## EXERCISE DETAILS
Write out the entire listing below exactly as it appears, minus any pictures.

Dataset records

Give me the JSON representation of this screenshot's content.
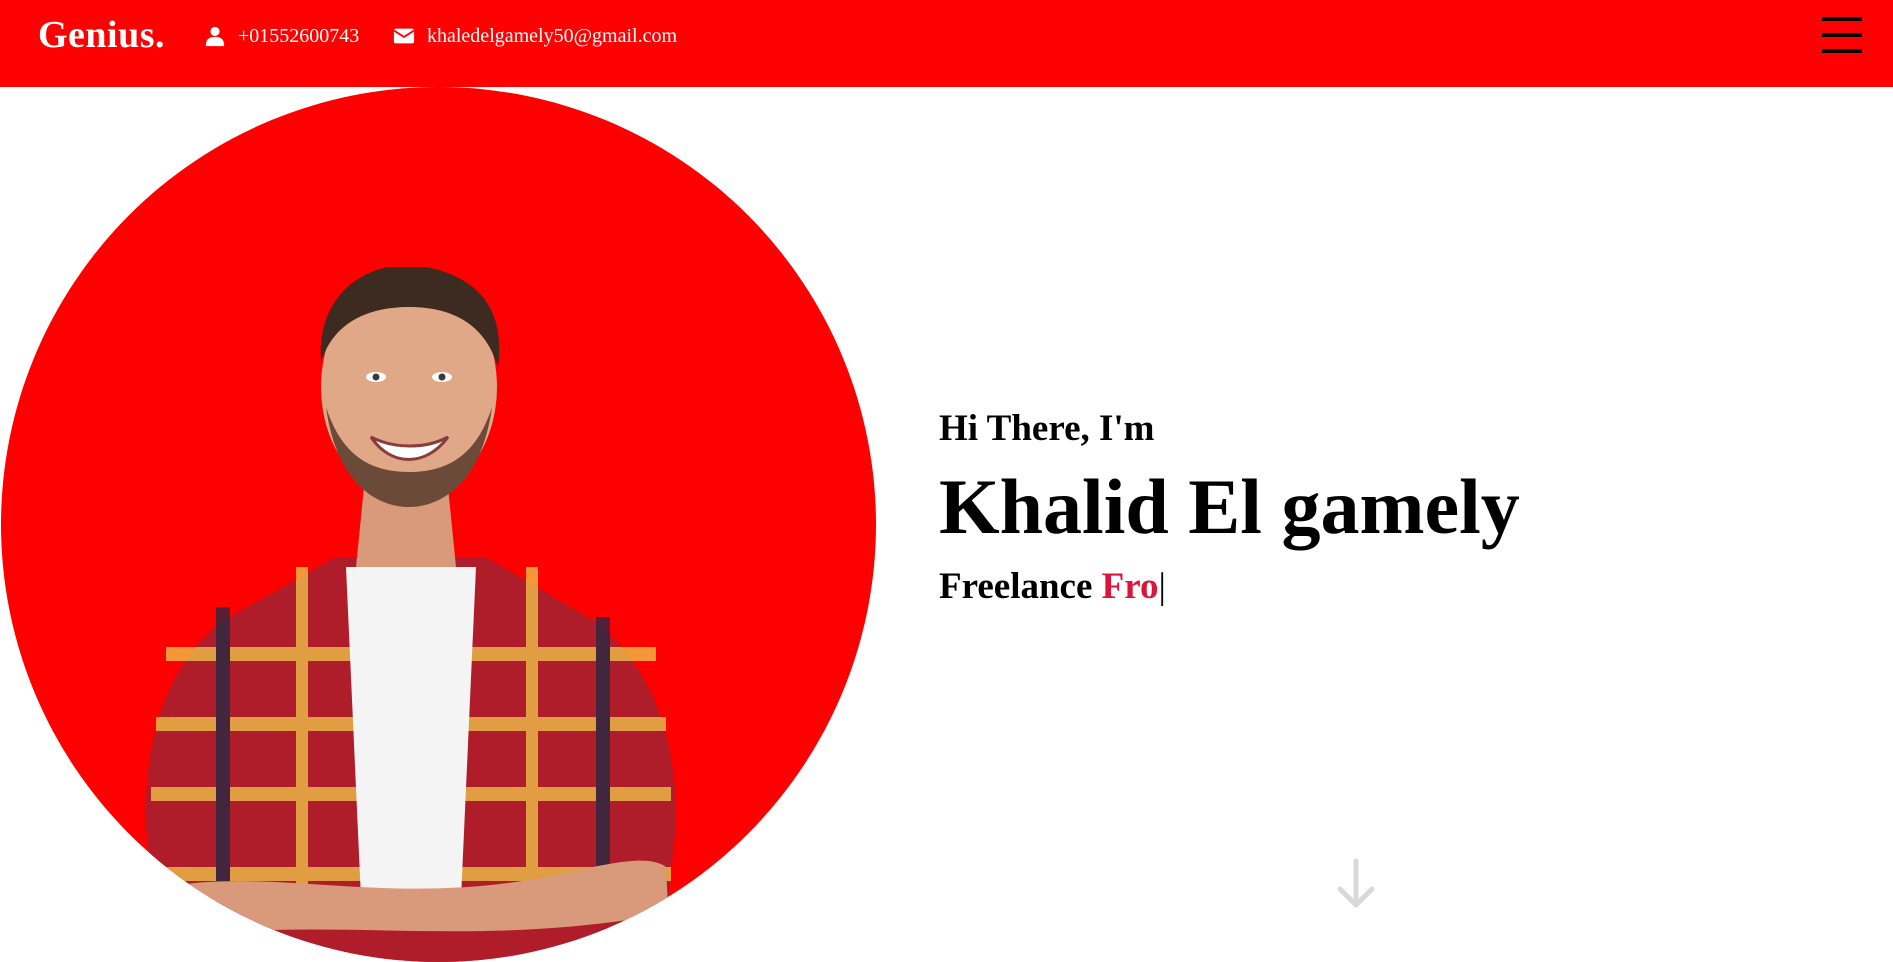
{
  "header": {
    "logo": "Genius.",
    "phone": "+01552600743",
    "email": "khaledelgamely50@gmail.com",
    "phone_icon": "user-icon",
    "email_icon": "envelope-icon",
    "menu_icon": "hamburger-menu-icon"
  },
  "hero": {
    "greeting": "Hi There, I'm",
    "name": "Khalid El gamely",
    "role_prefix": "Freelance",
    "role_typed": "Fro",
    "caret": "|",
    "scroll_icon": "arrow-down-icon"
  },
  "colors": {
    "accent": "#ff0000",
    "typed_text": "#dc143c",
    "text": "#000000",
    "header_text": "#ffffff",
    "scroll_icon": "#d9d9d9"
  }
}
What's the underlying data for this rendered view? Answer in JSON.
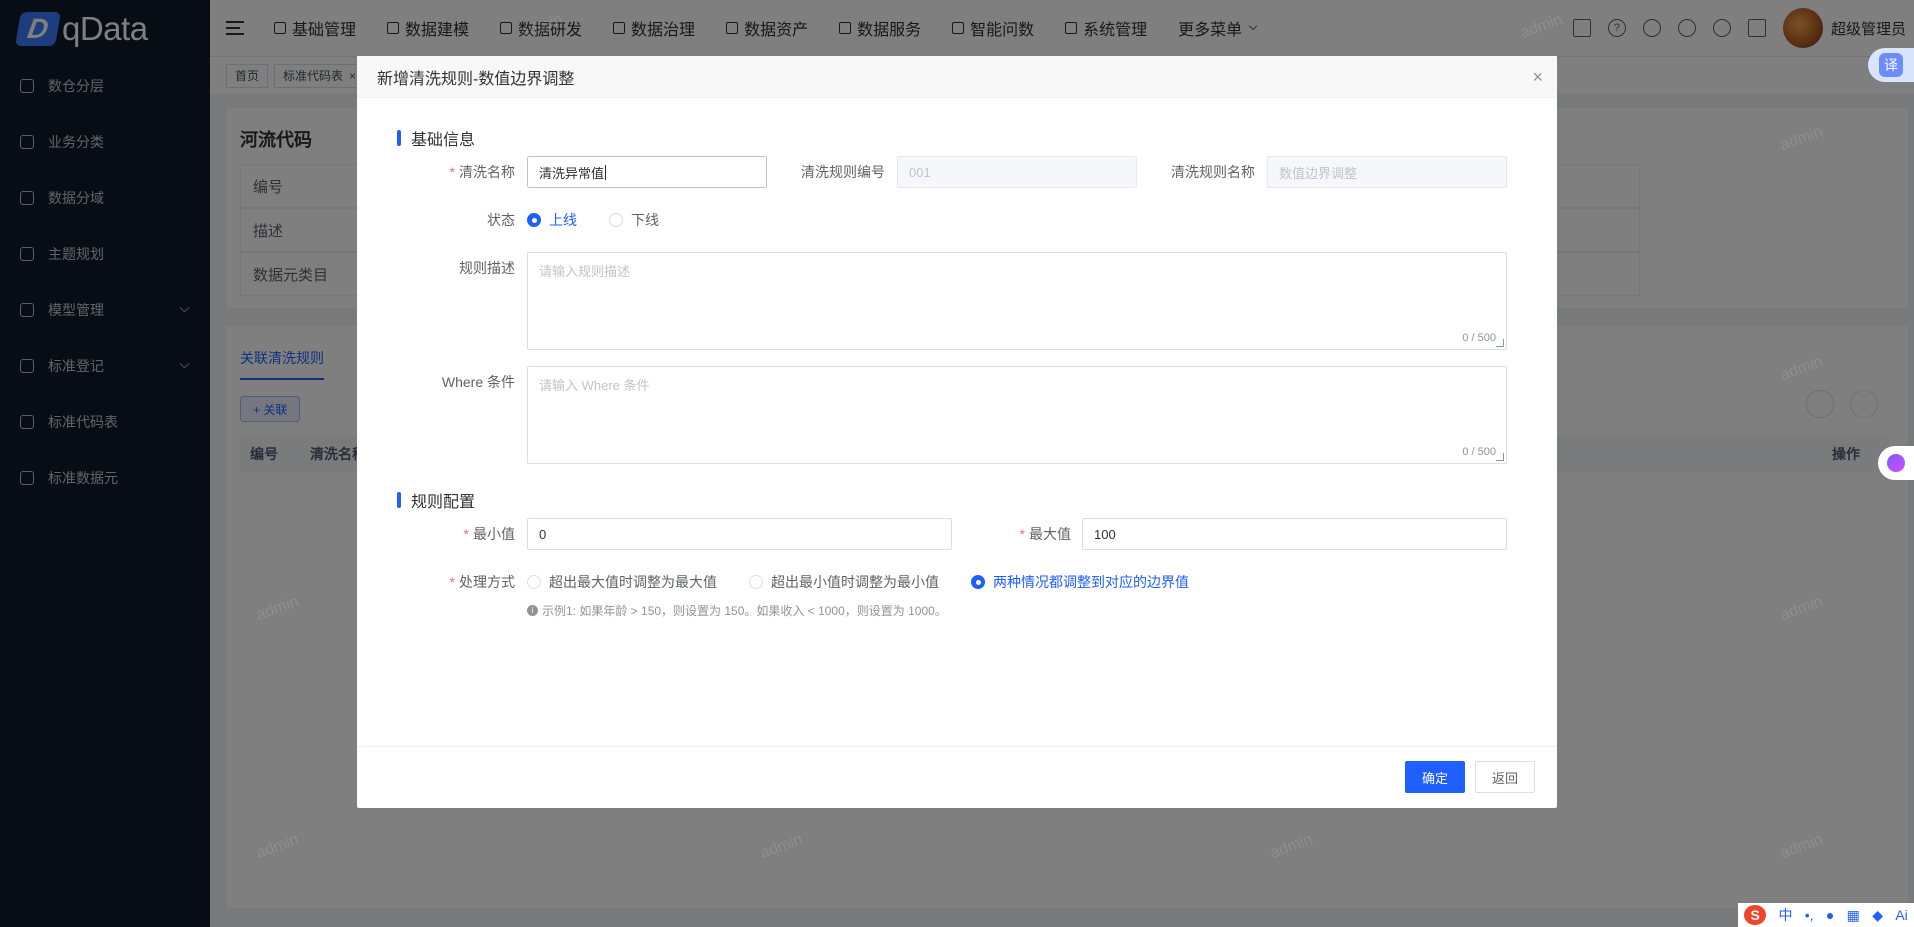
{
  "brand": {
    "logo_letter": "D",
    "name": "qData"
  },
  "sidebar": {
    "items": [
      {
        "label": "数仓分层",
        "has_children": false
      },
      {
        "label": "业务分类",
        "has_children": false
      },
      {
        "label": "数据分域",
        "has_children": false
      },
      {
        "label": "主题规划",
        "has_children": false
      },
      {
        "label": "模型管理",
        "has_children": true
      },
      {
        "label": "标准登记",
        "has_children": true
      },
      {
        "label": "标准代码表",
        "has_children": false
      },
      {
        "label": "标准数据元",
        "has_children": false
      }
    ]
  },
  "topnav": {
    "items": [
      "基础管理",
      "数据建模",
      "数据研发",
      "数据治理",
      "数据资产",
      "数据服务",
      "智能问数",
      "系统管理"
    ],
    "more": "更多菜单"
  },
  "header": {
    "notification_count": "",
    "username": "超级管理员",
    "translate_label": "译"
  },
  "tags": [
    {
      "label": "首页"
    },
    {
      "label": "标准代码表"
    }
  ],
  "background": {
    "title": "河流代码",
    "rows": [
      "编号",
      "描述",
      "数据元类目"
    ],
    "tab": "关联清洗规则",
    "add_button": "+ 关联",
    "table_headers": [
      "编号",
      "清洗名称"
    ],
    "table_op": "操作",
    "watermark": "admin"
  },
  "dialog": {
    "title": "新增清洗规则-数值边界调整",
    "section_basic": "基础信息",
    "section_config": "规则配置",
    "fields": {
      "clean_name": {
        "label": "清洗名称",
        "value": "清洗异常值"
      },
      "rule_code": {
        "label": "清洗规则编号",
        "value": "001"
      },
      "rule_name": {
        "label": "清洗规则名称",
        "value": "数值边界调整"
      },
      "status": {
        "label": "状态",
        "options": [
          "上线",
          "下线"
        ],
        "selected": "上线"
      },
      "description": {
        "label": "规则描述",
        "placeholder": "请输入规则描述",
        "counter": "0 / 500"
      },
      "where": {
        "label": "Where 条件",
        "placeholder": "请输入 Where 条件",
        "counter": "0 / 500"
      },
      "min": {
        "label": "最小值",
        "value": "0"
      },
      "max": {
        "label": "最大值",
        "value": "100"
      },
      "mode": {
        "label": "处理方式",
        "options": [
          "超出最大值时调整为最大值",
          "超出最小值时调整为最小值",
          "两种情况都调整到对应的边界值"
        ],
        "selected": "两种情况都调整到对应的边界值"
      },
      "hint": "示例1: 如果年龄 > 150，则设置为 150。如果收入 < 1000，则设置为 1000。"
    },
    "required_mark": "*",
    "confirm": "确定",
    "back": "返回",
    "close": "×"
  },
  "ime": {
    "logo": "S",
    "lang": "中",
    "ai": "Ai"
  }
}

## ANSWER TO THE TASK
Give me the JSON representation of this screenshot's content.
{
  "header": {
    "logo": "Genius.",
    "phone": "+01552600743",
    "email": "khaledelgamely50@gmail.com",
    "phone_icon": "user-icon",
    "email_icon": "envelope-icon",
    "menu_icon": "hamburger-menu-icon"
  },
  "hero": {
    "greeting": "Hi There, I'm",
    "name": "Khalid El gamely",
    "role_prefix": "Freelance",
    "role_typed": "Fro",
    "caret": "|",
    "scroll_icon": "arrow-down-icon"
  },
  "colors": {
    "accent": "#ff0000",
    "typed_text": "#dc143c",
    "text": "#000000",
    "header_text": "#ffffff",
    "scroll_icon": "#d9d9d9"
  }
}
What's the underlying data for this rendered view? Answer in JSON.
{
  "brand": {
    "logo_letter": "D",
    "name": "qData"
  },
  "sidebar": {
    "items": [
      {
        "label": "数仓分层",
        "has_children": false
      },
      {
        "label": "业务分类",
        "has_children": false
      },
      {
        "label": "数据分域",
        "has_children": false
      },
      {
        "label": "主题规划",
        "has_children": false
      },
      {
        "label": "模型管理",
        "has_children": true
      },
      {
        "label": "标准登记",
        "has_children": true
      },
      {
        "label": "标准代码表",
        "has_children": false
      },
      {
        "label": "标准数据元",
        "has_children": false
      }
    ]
  },
  "topnav": {
    "items": [
      "基础管理",
      "数据建模",
      "数据研发",
      "数据治理",
      "数据资产",
      "数据服务",
      "智能问数",
      "系统管理"
    ],
    "more": "更多菜单"
  },
  "header": {
    "notification_count": "",
    "username": "超级管理员",
    "translate_label": "译"
  },
  "tags": [
    {
      "label": "首页"
    },
    {
      "label": "标准代码表"
    }
  ],
  "background": {
    "title": "河流代码",
    "rows": [
      "编号",
      "描述",
      "数据元类目"
    ],
    "tab": "关联清洗规则",
    "add_button": "+ 关联",
    "table_headers": [
      "编号",
      "清洗名称"
    ],
    "table_op": "操作",
    "watermark": "admin"
  },
  "dialog": {
    "title": "新增清洗规则-数值边界调整",
    "section_basic": "基础信息",
    "section_config": "规则配置",
    "fields": {
      "clean_name": {
        "label": "清洗名称",
        "value": "清洗异常值"
      },
      "rule_code": {
        "label": "清洗规则编号",
        "value": "001"
      },
      "rule_name": {
        "label": "清洗规则名称",
        "value": "数值边界调整"
      },
      "status": {
        "label": "状态",
        "options": [
          "上线",
          "下线"
        ],
        "selected": "上线"
      },
      "description": {
        "label": "规则描述",
        "placeholder": "请输入规则描述",
        "counter": "0 / 500"
      },
      "where": {
        "label": "Where 条件",
        "placeholder": "请输入 Where 条件",
        "counter": "0 / 500"
      },
      "min": {
        "label": "最小值",
        "value": "0"
      },
      "max": {
        "label": "最大值",
        "value": "100"
      },
      "mode": {
        "label": "处理方式",
        "options": [
          "超出最大值时调整为最大值",
          "超出最小值时调整为最小值",
          "两种情况都调整到对应的边界值"
        ],
        "selected": "两种情况都调整到对应的边界值"
      },
      "hint": "示例1: 如果年龄 > 150，则设置为 150。如果收入 < 1000，则设置为 1000。"
    },
    "required_mark": "*",
    "confirm": "确定",
    "back": "返回",
    "close": "×"
  },
  "ime": {
    "logo": "S",
    "lang": "中",
    "ai": "Ai"
  }
}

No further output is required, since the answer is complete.